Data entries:
===============
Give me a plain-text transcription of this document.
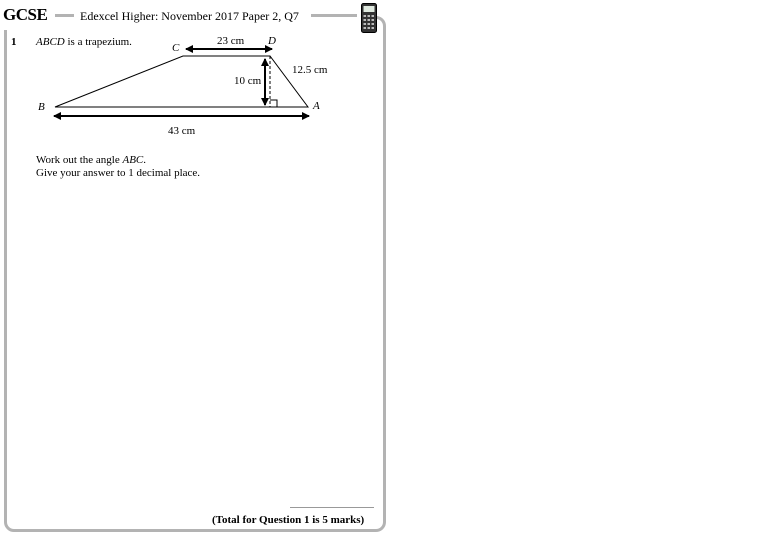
GCSE	Edexcel Higher: November 2017 Paper 2, Q7
1 ABCD is a trapezium.	C
D
B	A
23 cm
10 cm
12.5 cm
43 cm
Work out the angle ABC.
Give your answer to 1 decimal place.
(Total for Question 1 is 5 marks)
===============
Brief: Write the records out again in full, exactly, and skip every picture.

Solution to the problem:
Give me a plain-text transcription of this document.
GCSE	Edexcel Higher: November 2017 Paper 2, Q7
1 ABCD is a trapezium.	C
D
B	A
23 cm
10 cm
12.5 cm
43 cm
Work out the angle ABC.
Give your answer to 1 decimal place.
(Total for Question 1 is 5 marks)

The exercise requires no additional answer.